**GOAL**
Set down, in full, every record in the block.

**EXTRACTED MATERIAL**
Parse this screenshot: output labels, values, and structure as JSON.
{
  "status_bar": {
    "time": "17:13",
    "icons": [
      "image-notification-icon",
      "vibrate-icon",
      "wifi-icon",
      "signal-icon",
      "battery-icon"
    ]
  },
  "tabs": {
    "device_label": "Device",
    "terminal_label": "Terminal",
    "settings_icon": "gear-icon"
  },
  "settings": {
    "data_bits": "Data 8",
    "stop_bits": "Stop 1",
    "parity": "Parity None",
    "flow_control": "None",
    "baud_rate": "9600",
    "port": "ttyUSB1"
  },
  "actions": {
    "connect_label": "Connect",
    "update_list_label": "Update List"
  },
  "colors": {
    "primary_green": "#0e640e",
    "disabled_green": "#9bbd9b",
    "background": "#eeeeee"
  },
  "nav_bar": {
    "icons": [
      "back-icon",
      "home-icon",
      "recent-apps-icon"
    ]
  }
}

**COMPLETED EXERCISE**
Parse this screenshot: output labels, values, and structure as JSON.
{
  "status_bar": {
    "time": "17:13",
    "icons": [
      "image-notification-icon",
      "vibrate-icon",
      "wifi-icon",
      "signal-icon",
      "battery-icon"
    ]
  },
  "tabs": {
    "device_label": "Device",
    "terminal_label": "Terminal",
    "settings_icon": "gear-icon"
  },
  "settings": {
    "data_bits": "Data 8",
    "stop_bits": "Stop 1",
    "parity": "Parity None",
    "flow_control": "None",
    "baud_rate": "9600",
    "port": "ttyUSB1"
  },
  "actions": {
    "connect_label": "Connect",
    "update_list_label": "Update List"
  },
  "colors": {
    "primary_green": "#0e640e",
    "disabled_green": "#9bbd9b",
    "background": "#eeeeee"
  },
  "nav_bar": {
    "icons": [
      "back-icon",
      "home-icon",
      "recent-apps-icon"
    ]
  }
}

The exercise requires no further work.